**Task requirements:** Copy the material from the line containing "Patent image size: (714, 908)." through the line containing "The first connection electrode 101 is", substituting "magnified view" for "enlarged view" and leaving everything else unchanged.

**Available records:**
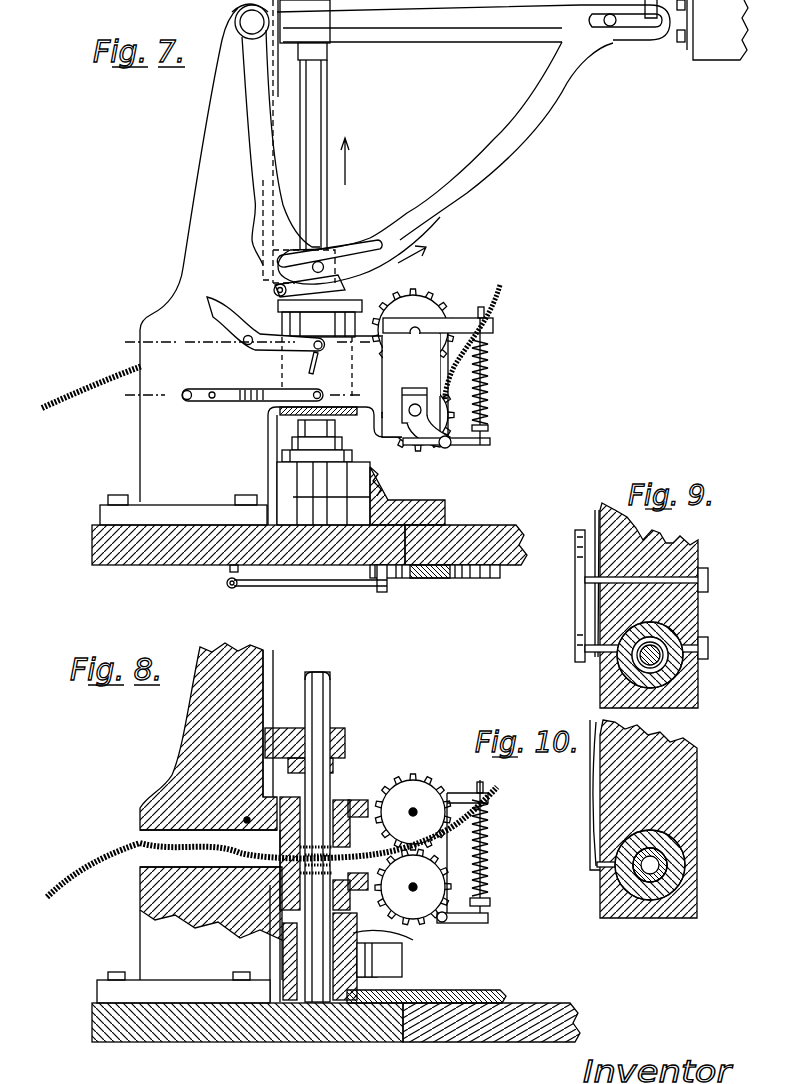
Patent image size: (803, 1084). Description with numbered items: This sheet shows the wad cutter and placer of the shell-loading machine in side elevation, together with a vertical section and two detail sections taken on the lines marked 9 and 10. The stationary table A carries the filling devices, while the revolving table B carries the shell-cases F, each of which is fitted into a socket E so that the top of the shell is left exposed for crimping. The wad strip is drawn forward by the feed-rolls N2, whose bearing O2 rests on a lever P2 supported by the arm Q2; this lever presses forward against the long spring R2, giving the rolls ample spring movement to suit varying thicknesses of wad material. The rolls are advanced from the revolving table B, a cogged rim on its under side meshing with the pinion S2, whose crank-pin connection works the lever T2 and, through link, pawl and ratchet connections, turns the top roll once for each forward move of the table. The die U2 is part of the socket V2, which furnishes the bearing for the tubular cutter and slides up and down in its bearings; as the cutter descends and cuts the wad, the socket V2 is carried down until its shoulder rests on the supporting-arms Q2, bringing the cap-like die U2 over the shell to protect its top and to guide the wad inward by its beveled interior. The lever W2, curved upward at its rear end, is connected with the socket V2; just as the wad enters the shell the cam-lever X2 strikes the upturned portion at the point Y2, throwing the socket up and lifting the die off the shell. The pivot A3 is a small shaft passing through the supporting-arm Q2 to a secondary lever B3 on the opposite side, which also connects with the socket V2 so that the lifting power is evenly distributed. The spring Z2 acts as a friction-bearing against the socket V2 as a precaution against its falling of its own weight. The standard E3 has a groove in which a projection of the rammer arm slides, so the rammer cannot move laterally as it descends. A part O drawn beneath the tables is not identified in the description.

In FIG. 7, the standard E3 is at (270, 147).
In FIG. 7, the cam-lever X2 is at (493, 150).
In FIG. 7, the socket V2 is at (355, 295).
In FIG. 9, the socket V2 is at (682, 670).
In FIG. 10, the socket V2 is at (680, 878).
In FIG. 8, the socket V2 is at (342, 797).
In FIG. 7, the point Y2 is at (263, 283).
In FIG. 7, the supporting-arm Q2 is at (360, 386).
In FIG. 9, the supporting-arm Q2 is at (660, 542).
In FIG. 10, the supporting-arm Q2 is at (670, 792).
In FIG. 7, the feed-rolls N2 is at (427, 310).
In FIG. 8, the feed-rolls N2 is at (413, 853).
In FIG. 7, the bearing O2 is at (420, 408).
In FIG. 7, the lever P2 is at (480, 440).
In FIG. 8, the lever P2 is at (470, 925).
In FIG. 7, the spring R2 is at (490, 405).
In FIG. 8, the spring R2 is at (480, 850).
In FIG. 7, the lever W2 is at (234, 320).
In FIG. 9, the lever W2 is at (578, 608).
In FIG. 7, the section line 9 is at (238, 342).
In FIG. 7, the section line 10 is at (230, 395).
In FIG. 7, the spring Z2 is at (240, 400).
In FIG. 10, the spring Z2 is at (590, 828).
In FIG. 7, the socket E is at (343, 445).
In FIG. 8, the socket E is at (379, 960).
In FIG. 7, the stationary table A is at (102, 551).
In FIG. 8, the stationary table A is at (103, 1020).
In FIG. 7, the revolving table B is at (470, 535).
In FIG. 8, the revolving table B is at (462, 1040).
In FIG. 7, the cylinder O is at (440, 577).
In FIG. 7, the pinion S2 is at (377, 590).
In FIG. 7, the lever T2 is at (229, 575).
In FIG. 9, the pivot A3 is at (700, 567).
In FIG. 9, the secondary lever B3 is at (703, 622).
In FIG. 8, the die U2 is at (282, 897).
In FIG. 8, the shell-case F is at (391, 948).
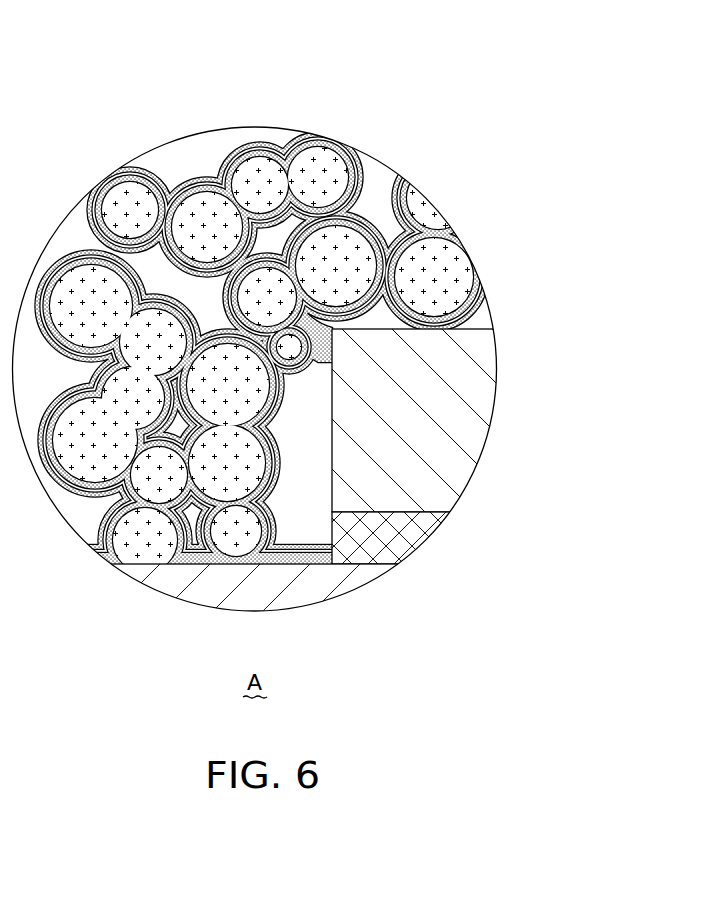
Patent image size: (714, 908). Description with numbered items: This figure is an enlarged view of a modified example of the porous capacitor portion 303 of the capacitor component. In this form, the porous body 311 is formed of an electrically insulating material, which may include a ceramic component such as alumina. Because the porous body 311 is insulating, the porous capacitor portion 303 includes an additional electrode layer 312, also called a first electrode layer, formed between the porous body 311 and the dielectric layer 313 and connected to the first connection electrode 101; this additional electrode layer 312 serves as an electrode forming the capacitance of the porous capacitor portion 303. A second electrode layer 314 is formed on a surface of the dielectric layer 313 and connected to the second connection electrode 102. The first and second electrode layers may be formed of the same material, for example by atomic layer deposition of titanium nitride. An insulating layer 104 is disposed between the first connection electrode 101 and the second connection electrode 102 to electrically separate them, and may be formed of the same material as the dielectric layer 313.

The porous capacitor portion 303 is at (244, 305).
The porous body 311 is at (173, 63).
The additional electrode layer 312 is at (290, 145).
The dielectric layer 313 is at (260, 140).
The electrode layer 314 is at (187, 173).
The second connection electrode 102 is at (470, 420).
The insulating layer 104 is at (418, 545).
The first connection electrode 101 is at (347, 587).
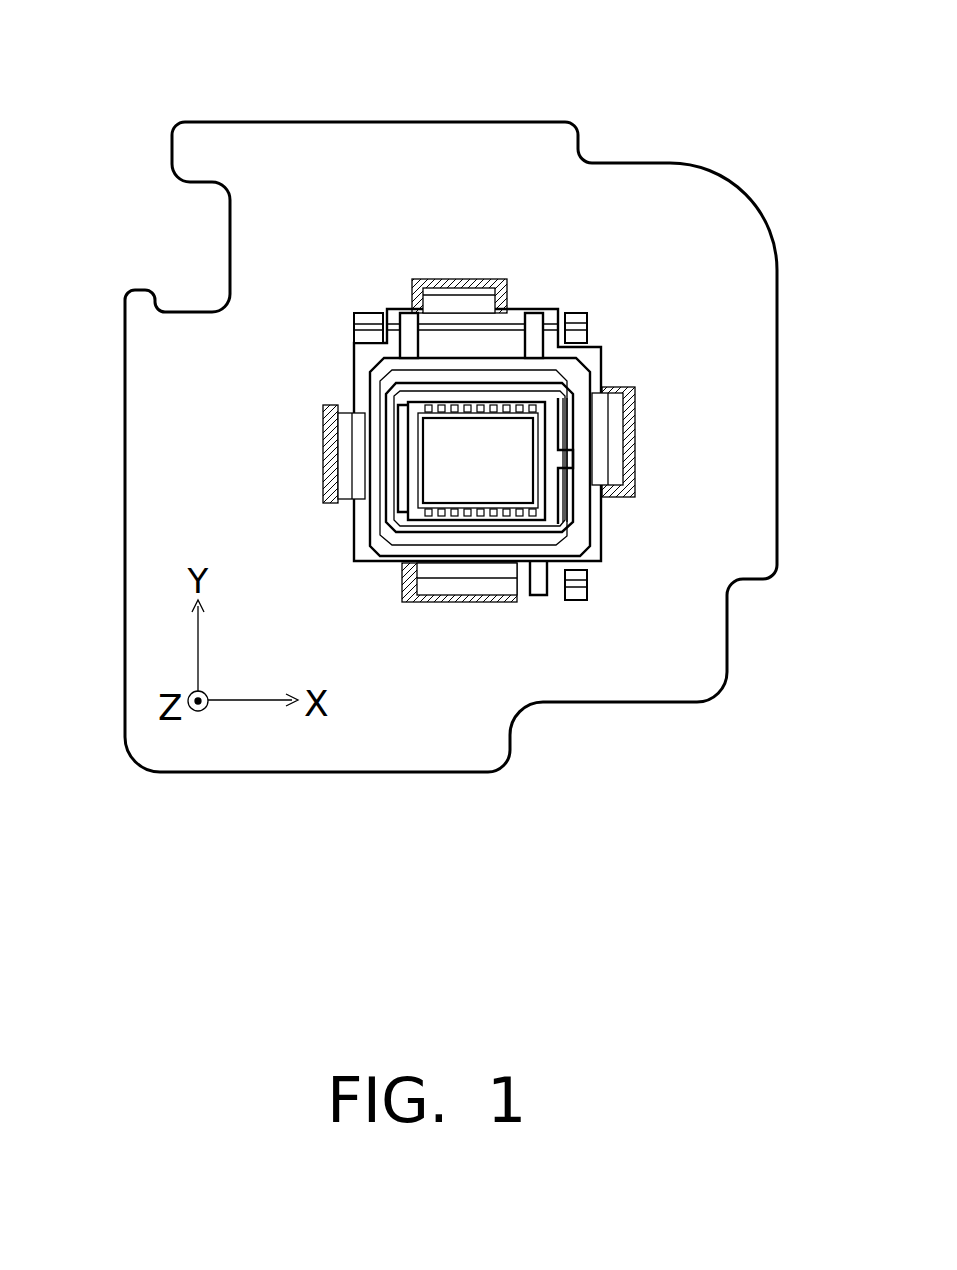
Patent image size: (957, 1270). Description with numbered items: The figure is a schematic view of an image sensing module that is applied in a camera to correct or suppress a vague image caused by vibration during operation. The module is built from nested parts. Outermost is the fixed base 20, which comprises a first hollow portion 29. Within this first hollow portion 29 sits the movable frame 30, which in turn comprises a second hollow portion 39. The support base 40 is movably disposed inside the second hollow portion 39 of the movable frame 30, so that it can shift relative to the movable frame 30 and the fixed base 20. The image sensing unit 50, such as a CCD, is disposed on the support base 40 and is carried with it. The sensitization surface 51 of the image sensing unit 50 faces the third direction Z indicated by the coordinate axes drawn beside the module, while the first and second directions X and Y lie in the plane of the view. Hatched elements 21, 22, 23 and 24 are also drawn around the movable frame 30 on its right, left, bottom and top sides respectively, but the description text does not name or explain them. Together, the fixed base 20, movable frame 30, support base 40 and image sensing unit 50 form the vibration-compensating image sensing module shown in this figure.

**Answer below:**
Patent image size: (714, 908). Description with numbered items: This figure is an magnified view of a modified example of the porous capacitor portion 303 of the capacitor component. In this form, the porous body 311 is formed of an electrically insulating material, which may include a ceramic component such as alumina. Because the porous body 311 is insulating, the porous capacitor portion 303 includes an additional electrode layer 312, also called a first electrode layer, formed between the porous body 311 and the dielectric layer 313 and connected to the first connection electrode 101; this additional electrode layer 312 serves as an electrode forming the capacitance of the porous capacitor portion 303. A second electrode layer 314 is formed on a surface of the dielectric layer 313 and connected to the second connection electrode 102. The first and second electrode layers may be formed of the same material, for example by atomic layer deposition of titanium nitride. An insulating layer 104 is disposed between the first connection electrode 101 and the second connection electrode 102 to electrically separate them, and may be formed of the same material as the dielectric layer 313.

The porous capacitor portion 303 is at (244, 305).
The porous body 311 is at (173, 63).
The additional electrode layer 312 is at (290, 145).
The dielectric layer 313 is at (260, 140).
The electrode layer 314 is at (187, 173).
The second connection electrode 102 is at (470, 420).
The insulating layer 104 is at (418, 545).
The first connection electrode 101 is at (347, 587).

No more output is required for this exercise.